> WHAT YOU WILL DO: Transcribe the tail of the listing: start at the line containing "Serialize everything readable" and stop after the last line, keeping every character as is and adding nothing.

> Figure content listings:
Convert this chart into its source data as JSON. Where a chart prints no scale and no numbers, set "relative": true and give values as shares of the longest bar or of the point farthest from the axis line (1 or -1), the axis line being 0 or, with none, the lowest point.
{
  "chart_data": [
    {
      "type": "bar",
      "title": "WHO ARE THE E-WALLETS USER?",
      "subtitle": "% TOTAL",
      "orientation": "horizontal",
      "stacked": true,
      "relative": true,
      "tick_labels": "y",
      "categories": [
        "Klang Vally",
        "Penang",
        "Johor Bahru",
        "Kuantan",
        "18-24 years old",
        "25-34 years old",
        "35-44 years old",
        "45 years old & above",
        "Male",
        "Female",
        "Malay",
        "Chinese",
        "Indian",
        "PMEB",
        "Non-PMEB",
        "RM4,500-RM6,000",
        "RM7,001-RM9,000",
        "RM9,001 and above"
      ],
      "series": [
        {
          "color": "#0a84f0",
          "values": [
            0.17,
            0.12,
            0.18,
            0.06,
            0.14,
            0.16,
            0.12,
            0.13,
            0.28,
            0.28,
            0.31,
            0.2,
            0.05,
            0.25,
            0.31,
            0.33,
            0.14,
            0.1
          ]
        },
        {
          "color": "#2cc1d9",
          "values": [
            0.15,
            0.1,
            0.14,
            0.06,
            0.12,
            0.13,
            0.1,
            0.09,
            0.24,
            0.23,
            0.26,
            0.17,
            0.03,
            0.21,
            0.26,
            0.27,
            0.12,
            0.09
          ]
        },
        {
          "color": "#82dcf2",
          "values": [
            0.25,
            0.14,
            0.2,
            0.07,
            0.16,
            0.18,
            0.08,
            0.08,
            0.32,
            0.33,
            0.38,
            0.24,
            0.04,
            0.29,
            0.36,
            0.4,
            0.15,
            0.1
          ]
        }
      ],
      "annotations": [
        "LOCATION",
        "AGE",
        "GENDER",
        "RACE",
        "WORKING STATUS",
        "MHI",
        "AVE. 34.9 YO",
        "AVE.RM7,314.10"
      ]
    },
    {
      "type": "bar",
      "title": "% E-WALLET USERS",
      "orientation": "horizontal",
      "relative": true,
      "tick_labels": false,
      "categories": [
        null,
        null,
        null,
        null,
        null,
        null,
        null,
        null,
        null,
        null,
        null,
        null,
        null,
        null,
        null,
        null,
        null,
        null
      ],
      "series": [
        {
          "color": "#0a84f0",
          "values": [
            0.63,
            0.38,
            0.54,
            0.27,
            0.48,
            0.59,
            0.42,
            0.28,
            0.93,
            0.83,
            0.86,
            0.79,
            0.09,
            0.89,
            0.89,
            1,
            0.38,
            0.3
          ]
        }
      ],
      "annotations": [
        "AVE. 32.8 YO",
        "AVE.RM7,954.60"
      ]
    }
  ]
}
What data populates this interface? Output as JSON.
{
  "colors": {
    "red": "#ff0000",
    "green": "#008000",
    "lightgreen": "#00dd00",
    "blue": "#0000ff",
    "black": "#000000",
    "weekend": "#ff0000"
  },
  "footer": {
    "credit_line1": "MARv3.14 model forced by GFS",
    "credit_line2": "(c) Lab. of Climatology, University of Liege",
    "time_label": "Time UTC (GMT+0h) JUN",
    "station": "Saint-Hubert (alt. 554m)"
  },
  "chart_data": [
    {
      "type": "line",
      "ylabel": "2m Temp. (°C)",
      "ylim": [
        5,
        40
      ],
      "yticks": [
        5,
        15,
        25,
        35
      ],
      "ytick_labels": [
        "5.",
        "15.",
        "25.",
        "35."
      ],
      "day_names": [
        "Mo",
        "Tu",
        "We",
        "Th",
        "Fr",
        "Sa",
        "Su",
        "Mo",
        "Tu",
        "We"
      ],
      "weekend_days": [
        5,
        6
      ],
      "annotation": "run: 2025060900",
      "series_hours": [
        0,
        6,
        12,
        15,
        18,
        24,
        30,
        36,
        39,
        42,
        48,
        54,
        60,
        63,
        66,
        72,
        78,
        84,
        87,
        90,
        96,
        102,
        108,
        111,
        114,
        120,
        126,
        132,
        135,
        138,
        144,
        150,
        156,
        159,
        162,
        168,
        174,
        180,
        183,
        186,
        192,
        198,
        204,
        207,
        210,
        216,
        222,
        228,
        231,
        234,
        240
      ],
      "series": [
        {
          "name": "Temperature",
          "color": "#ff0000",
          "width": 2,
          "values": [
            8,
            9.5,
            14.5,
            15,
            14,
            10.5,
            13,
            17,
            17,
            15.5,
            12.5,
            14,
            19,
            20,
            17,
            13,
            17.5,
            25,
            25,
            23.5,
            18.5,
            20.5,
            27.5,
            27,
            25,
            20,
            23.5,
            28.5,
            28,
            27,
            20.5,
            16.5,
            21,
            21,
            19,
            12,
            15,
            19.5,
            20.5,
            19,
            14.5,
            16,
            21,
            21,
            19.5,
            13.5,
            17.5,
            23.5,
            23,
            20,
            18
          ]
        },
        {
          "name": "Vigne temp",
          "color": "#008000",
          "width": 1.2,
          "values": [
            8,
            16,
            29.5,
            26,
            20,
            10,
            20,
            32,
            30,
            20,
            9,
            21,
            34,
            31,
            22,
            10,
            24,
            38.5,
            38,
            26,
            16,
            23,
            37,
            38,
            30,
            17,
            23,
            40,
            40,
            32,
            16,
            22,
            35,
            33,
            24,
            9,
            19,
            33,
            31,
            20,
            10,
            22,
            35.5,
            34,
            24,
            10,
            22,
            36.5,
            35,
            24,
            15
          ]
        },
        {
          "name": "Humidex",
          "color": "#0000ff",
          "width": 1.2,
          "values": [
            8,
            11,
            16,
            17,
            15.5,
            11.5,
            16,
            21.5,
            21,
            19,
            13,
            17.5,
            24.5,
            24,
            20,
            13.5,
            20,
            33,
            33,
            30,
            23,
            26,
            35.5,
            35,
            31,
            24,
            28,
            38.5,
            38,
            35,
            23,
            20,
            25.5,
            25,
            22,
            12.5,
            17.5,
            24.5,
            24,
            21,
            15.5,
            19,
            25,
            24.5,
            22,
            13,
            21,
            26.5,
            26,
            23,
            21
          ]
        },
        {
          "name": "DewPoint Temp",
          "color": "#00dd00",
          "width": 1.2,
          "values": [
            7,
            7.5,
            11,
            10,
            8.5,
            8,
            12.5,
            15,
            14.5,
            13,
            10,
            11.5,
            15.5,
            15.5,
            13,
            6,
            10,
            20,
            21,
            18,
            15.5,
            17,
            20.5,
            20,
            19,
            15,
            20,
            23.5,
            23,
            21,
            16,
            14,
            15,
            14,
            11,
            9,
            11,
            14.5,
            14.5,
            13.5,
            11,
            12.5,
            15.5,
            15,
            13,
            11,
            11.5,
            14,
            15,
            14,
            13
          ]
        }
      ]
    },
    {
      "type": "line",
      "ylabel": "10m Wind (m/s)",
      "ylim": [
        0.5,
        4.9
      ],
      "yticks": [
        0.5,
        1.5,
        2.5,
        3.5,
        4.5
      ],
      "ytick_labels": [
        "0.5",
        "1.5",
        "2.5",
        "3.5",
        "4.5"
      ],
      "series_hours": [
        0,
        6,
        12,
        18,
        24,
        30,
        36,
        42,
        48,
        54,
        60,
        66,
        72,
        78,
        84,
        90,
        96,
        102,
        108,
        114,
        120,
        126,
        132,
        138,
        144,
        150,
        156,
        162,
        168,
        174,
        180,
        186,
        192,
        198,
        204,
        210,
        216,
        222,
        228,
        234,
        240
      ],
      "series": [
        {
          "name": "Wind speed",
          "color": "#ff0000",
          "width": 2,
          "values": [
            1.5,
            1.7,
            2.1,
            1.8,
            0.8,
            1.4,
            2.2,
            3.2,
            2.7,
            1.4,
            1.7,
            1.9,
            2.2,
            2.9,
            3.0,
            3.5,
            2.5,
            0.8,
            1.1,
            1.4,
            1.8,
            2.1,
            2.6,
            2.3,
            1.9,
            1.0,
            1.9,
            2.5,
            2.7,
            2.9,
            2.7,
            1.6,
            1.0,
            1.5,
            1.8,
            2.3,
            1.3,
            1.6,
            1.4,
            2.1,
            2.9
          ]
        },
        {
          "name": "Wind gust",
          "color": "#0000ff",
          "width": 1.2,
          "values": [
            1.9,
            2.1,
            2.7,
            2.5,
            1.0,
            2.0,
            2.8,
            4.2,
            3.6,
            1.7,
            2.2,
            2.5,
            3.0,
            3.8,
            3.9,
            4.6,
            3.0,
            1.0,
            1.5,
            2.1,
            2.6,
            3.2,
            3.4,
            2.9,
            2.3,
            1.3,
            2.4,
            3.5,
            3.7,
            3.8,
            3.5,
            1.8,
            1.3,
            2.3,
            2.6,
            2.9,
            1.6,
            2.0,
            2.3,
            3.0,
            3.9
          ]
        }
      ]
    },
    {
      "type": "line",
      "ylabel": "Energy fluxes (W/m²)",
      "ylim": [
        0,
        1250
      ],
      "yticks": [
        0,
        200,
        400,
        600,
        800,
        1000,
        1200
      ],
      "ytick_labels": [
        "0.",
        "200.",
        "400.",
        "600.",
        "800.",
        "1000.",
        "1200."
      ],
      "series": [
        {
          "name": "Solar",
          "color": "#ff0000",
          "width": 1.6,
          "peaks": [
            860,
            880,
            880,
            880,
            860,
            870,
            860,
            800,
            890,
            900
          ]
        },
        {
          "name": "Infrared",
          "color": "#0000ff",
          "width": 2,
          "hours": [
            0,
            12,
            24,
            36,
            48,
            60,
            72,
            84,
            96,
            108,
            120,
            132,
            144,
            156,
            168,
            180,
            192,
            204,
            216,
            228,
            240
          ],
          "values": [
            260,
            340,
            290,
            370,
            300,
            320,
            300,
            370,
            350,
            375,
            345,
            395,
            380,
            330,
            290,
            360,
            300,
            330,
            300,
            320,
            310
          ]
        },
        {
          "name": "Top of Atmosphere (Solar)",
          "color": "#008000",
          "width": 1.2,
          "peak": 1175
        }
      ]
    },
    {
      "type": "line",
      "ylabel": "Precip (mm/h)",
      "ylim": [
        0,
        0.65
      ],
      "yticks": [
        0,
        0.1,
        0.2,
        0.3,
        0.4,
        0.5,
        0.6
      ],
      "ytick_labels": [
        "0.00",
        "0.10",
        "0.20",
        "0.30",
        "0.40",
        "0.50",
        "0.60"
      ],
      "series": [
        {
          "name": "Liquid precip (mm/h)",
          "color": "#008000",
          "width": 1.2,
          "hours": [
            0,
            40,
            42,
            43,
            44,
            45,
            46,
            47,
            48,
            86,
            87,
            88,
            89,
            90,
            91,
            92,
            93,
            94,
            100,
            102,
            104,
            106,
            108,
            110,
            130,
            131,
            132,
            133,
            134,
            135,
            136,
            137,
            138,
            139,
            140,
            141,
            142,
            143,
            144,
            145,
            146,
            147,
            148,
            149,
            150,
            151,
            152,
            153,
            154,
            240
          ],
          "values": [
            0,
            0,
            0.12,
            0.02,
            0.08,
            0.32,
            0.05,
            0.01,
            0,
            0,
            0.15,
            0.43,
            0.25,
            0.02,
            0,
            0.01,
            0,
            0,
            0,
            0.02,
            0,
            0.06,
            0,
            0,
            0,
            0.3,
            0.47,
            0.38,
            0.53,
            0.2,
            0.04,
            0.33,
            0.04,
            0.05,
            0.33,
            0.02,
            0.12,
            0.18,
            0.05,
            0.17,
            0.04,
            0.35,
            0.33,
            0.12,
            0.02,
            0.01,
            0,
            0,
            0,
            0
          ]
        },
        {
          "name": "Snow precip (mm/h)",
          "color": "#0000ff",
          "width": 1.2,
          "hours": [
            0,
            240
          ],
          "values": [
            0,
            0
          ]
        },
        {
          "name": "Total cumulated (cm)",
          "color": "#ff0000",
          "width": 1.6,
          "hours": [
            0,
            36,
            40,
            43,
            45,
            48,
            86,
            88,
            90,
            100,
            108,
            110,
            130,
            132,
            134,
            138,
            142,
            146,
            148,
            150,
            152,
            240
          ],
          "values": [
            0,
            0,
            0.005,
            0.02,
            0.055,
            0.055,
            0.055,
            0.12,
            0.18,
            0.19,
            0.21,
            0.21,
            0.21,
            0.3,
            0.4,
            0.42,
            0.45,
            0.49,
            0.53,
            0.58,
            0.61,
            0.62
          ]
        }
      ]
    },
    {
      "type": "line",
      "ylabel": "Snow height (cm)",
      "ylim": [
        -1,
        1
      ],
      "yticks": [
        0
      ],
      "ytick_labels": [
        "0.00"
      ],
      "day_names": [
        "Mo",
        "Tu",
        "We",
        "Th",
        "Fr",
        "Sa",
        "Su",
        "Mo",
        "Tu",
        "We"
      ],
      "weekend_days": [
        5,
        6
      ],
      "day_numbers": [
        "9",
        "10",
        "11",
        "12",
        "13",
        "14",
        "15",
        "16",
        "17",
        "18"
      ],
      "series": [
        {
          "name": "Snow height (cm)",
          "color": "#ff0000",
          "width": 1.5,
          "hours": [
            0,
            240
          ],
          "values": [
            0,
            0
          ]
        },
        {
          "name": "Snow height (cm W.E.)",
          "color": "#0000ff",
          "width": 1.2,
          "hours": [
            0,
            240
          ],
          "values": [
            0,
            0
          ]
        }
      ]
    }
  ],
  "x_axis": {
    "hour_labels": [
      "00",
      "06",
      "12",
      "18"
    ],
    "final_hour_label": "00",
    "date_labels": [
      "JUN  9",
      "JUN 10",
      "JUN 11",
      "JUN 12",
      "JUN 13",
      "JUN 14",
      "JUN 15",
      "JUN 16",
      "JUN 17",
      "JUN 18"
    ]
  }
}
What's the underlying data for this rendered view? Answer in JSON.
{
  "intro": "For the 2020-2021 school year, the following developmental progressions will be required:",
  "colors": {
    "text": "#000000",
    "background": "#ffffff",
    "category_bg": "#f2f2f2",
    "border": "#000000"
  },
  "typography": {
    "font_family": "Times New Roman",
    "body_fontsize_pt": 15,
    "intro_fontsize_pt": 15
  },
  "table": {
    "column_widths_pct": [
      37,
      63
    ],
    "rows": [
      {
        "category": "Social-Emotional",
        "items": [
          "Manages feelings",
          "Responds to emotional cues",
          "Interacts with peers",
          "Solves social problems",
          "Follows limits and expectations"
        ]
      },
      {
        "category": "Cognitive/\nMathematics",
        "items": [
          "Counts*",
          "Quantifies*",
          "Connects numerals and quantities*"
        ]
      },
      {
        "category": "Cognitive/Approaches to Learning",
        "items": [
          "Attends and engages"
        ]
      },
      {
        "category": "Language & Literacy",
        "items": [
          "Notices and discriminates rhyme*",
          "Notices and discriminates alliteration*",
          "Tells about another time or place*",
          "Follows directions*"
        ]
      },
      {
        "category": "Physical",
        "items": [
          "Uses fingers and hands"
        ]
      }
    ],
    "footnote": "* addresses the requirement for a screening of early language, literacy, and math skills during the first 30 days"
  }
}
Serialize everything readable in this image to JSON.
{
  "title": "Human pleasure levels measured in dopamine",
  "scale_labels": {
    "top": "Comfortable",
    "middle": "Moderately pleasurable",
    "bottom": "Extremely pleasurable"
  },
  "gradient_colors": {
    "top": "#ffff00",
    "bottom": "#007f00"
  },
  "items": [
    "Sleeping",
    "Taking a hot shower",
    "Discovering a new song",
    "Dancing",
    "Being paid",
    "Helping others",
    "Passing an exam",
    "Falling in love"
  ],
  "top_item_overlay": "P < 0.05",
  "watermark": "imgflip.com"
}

> EXERCISE OUTPUT:
Serialize everything readable in this image to JSON.
{
  "title": "Human pleasure levels measured in dopamine",
  "scale_labels": {
    "top": "Comfortable",
    "middle": "Moderately pleasurable",
    "bottom": "Extremely pleasurable"
  },
  "gradient_colors": {
    "top": "#ffff00",
    "bottom": "#007f00"
  },
  "items": [
    "Sleeping",
    "Taking a hot shower",
    "Discovering a new song",
    "Dancing",
    "Being paid",
    "Helping others",
    "Passing an exam",
    "Falling in love"
  ],
  "top_item_overlay": "P < 0.05",
  "watermark": "imgflip.com"
}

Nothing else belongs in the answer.